**Your goal:** Gather the lines that hold the string "count".

**** Supplied records

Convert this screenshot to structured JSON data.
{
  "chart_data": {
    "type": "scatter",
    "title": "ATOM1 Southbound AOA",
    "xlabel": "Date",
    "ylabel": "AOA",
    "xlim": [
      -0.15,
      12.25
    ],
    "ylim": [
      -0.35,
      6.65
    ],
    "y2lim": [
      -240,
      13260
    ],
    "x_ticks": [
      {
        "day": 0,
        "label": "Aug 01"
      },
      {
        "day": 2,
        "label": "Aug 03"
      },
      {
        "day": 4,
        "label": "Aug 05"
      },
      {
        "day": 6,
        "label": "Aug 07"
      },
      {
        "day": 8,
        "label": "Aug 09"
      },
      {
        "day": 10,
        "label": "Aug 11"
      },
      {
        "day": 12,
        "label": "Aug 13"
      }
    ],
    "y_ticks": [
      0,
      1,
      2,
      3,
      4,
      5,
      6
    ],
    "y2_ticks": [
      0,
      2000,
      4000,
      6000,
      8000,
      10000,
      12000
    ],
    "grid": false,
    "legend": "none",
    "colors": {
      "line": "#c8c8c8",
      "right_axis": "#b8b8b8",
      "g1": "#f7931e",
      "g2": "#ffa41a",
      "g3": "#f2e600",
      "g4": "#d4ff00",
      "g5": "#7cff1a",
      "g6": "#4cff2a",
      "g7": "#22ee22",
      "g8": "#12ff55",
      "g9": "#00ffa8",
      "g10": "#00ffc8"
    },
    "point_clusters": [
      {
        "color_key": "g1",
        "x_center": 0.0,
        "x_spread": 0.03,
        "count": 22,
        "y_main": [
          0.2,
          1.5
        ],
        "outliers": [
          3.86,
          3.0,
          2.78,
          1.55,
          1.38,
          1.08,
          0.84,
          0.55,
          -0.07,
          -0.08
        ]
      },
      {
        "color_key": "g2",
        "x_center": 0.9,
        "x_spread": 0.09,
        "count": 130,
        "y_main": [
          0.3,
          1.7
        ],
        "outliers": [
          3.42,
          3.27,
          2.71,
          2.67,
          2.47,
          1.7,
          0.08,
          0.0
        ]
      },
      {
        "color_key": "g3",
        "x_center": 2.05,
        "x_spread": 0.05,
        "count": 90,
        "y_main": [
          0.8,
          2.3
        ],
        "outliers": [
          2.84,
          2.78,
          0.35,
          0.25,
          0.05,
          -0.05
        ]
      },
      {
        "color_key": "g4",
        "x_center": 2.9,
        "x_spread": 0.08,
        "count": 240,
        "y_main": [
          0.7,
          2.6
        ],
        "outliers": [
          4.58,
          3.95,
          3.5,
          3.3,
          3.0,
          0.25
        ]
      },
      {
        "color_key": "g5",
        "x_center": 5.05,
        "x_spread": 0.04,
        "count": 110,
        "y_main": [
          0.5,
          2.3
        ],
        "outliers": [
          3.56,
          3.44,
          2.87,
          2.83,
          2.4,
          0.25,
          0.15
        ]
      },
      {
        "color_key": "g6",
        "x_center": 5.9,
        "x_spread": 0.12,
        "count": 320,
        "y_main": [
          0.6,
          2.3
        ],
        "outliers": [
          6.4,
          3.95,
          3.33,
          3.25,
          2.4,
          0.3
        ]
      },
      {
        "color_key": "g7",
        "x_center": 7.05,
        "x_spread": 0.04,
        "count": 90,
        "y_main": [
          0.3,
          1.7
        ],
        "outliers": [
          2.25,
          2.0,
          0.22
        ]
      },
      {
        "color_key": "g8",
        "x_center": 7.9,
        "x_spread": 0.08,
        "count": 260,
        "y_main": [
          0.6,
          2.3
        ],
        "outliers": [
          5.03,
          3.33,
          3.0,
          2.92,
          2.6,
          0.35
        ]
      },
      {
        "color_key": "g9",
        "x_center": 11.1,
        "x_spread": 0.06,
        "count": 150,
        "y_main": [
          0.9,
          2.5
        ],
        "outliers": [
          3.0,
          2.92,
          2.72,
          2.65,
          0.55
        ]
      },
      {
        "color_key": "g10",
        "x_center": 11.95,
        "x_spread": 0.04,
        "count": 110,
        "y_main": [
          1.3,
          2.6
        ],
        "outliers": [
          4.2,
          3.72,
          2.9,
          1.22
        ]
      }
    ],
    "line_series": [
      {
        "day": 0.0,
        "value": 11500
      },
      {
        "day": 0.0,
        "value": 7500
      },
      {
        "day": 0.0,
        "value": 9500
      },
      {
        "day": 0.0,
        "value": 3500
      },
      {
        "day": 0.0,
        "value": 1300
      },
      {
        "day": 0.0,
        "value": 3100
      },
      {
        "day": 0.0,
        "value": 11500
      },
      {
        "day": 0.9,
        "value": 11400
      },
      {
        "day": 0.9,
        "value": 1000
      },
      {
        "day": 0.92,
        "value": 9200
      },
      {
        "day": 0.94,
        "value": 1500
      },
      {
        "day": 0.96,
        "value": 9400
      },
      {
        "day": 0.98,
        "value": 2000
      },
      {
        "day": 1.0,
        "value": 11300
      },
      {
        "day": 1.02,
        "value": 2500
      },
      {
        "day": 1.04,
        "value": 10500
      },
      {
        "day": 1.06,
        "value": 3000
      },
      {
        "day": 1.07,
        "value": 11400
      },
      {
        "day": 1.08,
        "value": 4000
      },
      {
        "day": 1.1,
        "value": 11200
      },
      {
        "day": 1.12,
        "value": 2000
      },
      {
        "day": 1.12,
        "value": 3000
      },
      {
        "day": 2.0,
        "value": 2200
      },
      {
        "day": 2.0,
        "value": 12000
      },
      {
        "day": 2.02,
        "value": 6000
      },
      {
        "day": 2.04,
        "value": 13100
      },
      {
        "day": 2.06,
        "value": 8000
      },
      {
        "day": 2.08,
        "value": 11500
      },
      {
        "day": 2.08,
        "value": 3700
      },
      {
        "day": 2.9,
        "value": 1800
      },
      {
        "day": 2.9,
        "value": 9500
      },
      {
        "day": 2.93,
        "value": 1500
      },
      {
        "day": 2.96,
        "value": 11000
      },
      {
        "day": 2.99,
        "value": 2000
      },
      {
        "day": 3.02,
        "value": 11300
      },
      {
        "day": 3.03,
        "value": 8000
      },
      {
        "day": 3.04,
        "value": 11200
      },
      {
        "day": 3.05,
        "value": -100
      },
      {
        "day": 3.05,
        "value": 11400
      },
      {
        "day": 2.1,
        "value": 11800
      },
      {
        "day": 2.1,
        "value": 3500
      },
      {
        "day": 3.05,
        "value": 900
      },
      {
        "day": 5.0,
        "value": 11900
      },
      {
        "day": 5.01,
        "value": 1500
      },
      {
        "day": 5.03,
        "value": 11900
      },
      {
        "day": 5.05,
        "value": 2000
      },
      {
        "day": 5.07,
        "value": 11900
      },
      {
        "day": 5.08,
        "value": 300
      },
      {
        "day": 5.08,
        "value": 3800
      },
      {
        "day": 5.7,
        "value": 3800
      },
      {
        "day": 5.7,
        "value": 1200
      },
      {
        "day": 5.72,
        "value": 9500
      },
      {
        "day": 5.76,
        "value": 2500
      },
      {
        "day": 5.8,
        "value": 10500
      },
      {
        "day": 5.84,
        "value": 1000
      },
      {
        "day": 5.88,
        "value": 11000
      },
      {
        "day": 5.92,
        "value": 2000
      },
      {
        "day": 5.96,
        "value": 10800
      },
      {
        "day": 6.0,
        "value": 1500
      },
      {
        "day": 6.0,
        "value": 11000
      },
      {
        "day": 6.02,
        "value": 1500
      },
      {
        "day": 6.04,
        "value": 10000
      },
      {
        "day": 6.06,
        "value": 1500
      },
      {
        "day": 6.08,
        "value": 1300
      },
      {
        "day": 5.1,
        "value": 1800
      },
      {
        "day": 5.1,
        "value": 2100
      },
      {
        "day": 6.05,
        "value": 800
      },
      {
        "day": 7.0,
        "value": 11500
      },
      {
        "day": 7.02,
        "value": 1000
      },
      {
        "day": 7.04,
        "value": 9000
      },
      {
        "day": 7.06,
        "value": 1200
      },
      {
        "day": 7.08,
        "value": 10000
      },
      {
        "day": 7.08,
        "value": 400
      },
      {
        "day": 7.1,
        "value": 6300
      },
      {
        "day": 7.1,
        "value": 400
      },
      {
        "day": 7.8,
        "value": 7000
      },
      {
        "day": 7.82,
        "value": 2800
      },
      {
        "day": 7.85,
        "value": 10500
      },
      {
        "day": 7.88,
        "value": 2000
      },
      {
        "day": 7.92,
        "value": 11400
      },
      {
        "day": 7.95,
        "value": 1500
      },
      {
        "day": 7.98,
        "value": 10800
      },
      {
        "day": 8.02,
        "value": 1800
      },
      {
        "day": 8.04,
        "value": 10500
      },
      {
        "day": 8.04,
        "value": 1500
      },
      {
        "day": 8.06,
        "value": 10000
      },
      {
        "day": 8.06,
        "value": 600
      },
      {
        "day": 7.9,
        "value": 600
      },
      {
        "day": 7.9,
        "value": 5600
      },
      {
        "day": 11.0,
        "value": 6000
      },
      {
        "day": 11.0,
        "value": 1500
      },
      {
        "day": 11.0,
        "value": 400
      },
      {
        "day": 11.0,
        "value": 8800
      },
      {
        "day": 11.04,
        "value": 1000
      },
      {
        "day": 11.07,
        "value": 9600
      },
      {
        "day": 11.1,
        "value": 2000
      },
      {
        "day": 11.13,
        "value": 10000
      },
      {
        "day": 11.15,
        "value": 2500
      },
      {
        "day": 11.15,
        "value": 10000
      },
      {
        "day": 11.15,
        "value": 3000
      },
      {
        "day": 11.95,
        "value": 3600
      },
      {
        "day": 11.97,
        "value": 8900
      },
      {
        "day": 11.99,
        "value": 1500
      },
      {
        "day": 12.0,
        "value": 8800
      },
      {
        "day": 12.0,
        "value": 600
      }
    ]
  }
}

********

**Task response:**
        "count": 22,
        "count": 130,
        "count": 90,
        "count": 240,
        "count": 110,
        "count": 320,
        "count": 90,
        "count": 260,
        "count": 150,
        "count": 110,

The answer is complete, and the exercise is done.